Your task: Leave out any picture and return the remaining listing below exactly as given.

Data lines:
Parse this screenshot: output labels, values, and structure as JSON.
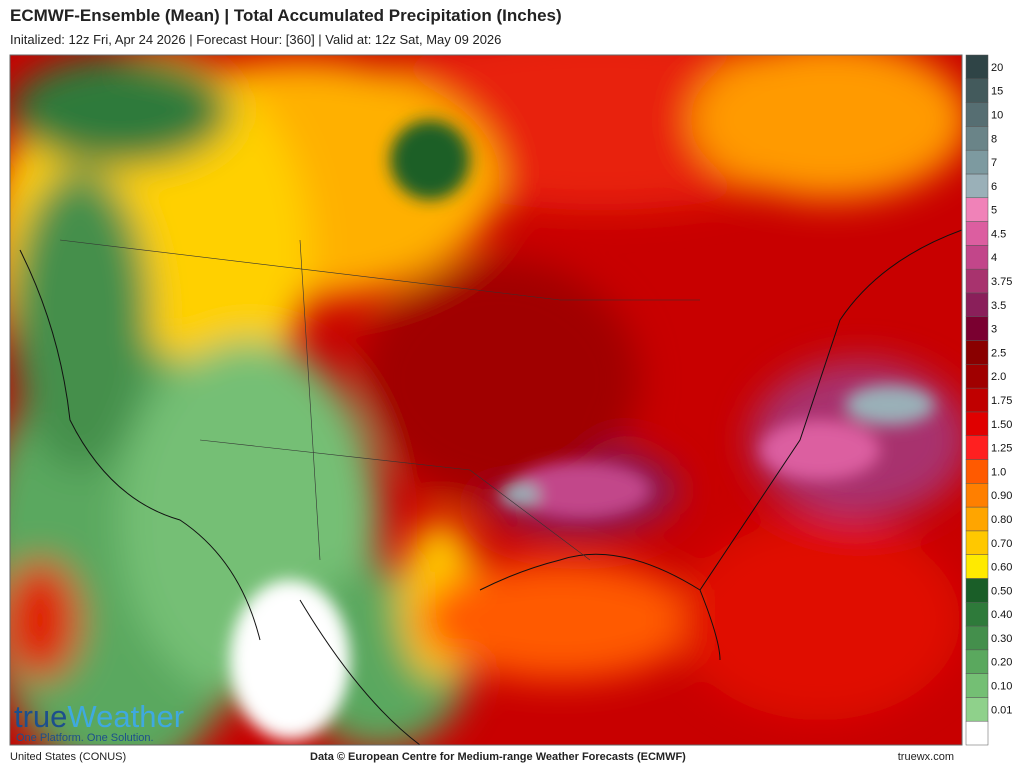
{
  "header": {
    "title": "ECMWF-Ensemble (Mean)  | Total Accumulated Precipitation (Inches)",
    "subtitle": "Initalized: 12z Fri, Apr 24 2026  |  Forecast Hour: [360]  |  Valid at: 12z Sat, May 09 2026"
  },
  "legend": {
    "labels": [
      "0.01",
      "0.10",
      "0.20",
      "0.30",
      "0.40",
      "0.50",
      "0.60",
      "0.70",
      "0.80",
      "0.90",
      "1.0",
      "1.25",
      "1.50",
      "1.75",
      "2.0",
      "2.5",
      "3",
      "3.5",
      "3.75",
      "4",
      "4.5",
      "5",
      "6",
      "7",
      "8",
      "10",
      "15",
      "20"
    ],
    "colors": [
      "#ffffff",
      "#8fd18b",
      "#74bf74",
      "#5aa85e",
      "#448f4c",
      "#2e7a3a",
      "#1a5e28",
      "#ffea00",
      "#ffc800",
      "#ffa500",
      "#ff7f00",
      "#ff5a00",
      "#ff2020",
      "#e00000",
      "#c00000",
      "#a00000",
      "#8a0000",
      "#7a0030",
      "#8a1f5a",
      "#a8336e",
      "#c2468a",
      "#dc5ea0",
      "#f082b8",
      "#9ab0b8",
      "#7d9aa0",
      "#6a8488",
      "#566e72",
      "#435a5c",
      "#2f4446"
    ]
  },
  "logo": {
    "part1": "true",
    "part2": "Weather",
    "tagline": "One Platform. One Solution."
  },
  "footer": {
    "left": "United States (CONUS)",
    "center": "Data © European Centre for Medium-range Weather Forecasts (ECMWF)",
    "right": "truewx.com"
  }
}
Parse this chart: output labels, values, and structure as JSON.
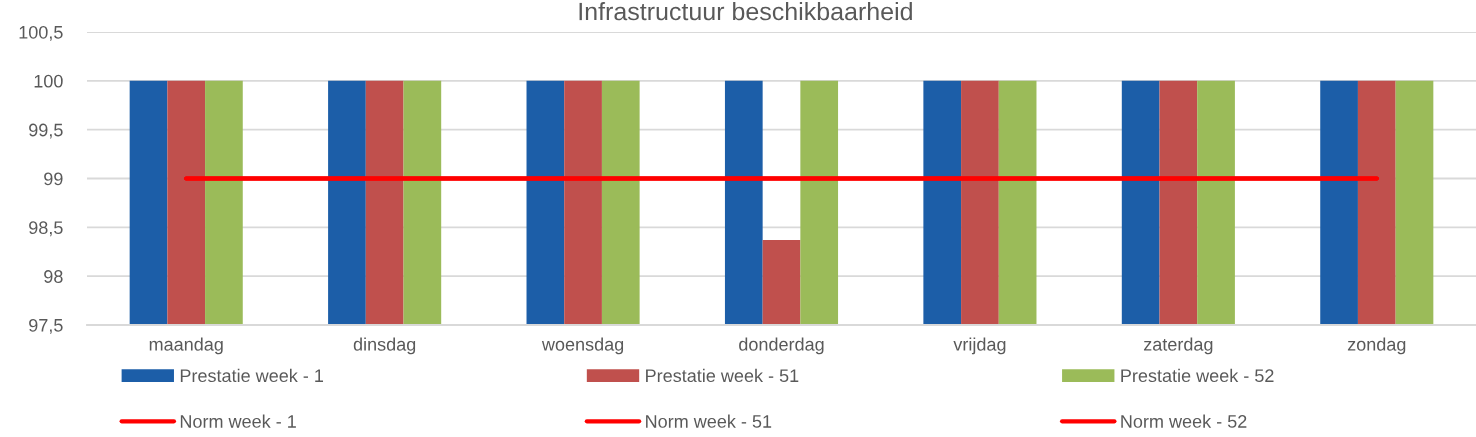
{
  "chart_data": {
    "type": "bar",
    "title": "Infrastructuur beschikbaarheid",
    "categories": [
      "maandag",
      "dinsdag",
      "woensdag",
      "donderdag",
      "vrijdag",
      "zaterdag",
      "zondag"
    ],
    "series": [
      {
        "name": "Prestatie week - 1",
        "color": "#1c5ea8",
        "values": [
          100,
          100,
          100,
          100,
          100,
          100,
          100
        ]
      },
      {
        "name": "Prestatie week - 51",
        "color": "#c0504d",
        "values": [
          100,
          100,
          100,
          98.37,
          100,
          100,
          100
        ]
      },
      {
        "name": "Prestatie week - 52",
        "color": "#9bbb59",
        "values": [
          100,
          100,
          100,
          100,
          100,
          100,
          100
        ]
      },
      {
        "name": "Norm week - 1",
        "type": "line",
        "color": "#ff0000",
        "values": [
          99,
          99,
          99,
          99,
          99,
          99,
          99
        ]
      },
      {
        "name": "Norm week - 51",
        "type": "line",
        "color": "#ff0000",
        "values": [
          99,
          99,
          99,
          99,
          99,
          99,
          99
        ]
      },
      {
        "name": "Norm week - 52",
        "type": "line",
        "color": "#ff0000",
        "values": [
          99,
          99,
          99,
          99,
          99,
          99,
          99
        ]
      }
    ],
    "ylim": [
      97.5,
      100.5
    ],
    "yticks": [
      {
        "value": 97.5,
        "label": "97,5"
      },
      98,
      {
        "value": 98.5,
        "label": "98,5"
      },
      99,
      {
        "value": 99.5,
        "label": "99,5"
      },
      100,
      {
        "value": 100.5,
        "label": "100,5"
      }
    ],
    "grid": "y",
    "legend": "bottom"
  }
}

Problem solution:
Parse this screenshot: output labels, values, and structure as JSON.
{
  "header": {
    "title": "ECMWF-Ensemble (Mean)  | Total Accumulated Precipitation (Inches)",
    "subtitle": "Initalized: 12z Fri, Apr 24 2026  |  Forecast Hour: [360]  |  Valid at: 12z Sat, May 09 2026"
  },
  "legend": {
    "labels": [
      "0.01",
      "0.10",
      "0.20",
      "0.30",
      "0.40",
      "0.50",
      "0.60",
      "0.70",
      "0.80",
      "0.90",
      "1.0",
      "1.25",
      "1.50",
      "1.75",
      "2.0",
      "2.5",
      "3",
      "3.5",
      "3.75",
      "4",
      "4.5",
      "5",
      "6",
      "7",
      "8",
      "10",
      "15",
      "20"
    ],
    "colors": [
      "#ffffff",
      "#8fd18b",
      "#74bf74",
      "#5aa85e",
      "#448f4c",
      "#2e7a3a",
      "#1a5e28",
      "#ffea00",
      "#ffc800",
      "#ffa500",
      "#ff7f00",
      "#ff5a00",
      "#ff2020",
      "#e00000",
      "#c00000",
      "#a00000",
      "#8a0000",
      "#7a0030",
      "#8a1f5a",
      "#a8336e",
      "#c2468a",
      "#dc5ea0",
      "#f082b8",
      "#9ab0b8",
      "#7d9aa0",
      "#6a8488",
      "#566e72",
      "#435a5c",
      "#2f4446"
    ]
  },
  "logo": {
    "part1": "true",
    "part2": "Weather",
    "tagline": "One Platform. One Solution."
  },
  "footer": {
    "left": "United States (CONUS)",
    "center": "Data © European Centre for Medium-range Weather Forecasts (ECMWF)",
    "right": "truewx.com"
  }
}
Parse this chart: output labels, values, and structure as JSON.
{
  "chart_data": {
    "type": "bar",
    "title": "Infrastructuur beschikbaarheid",
    "categories": [
      "maandag",
      "dinsdag",
      "woensdag",
      "donderdag",
      "vrijdag",
      "zaterdag",
      "zondag"
    ],
    "series": [
      {
        "name": "Prestatie week - 1",
        "color": "#1c5ea8",
        "values": [
          100,
          100,
          100,
          100,
          100,
          100,
          100
        ]
      },
      {
        "name": "Prestatie week - 51",
        "color": "#c0504d",
        "values": [
          100,
          100,
          100,
          98.37,
          100,
          100,
          100
        ]
      },
      {
        "name": "Prestatie week - 52",
        "color": "#9bbb59",
        "values": [
          100,
          100,
          100,
          100,
          100,
          100,
          100
        ]
      },
      {
        "name": "Norm week - 1",
        "type": "line",
        "color": "#ff0000",
        "values": [
          99,
          99,
          99,
          99,
          99,
          99,
          99
        ]
      },
      {
        "name": "Norm week - 51",
        "type": "line",
        "color": "#ff0000",
        "values": [
          99,
          99,
          99,
          99,
          99,
          99,
          99
        ]
      },
      {
        "name": "Norm week - 52",
        "type": "line",
        "color": "#ff0000",
        "values": [
          99,
          99,
          99,
          99,
          99,
          99,
          99
        ]
      }
    ],
    "ylim": [
      97.5,
      100.5
    ],
    "yticks": [
      {
        "value": 97.5,
        "label": "97,5"
      },
      98,
      {
        "value": 98.5,
        "label": "98,5"
      },
      99,
      {
        "value": 99.5,
        "label": "99,5"
      },
      100,
      {
        "value": 100.5,
        "label": "100,5"
      }
    ],
    "grid": "y",
    "legend": "bottom"
  }
}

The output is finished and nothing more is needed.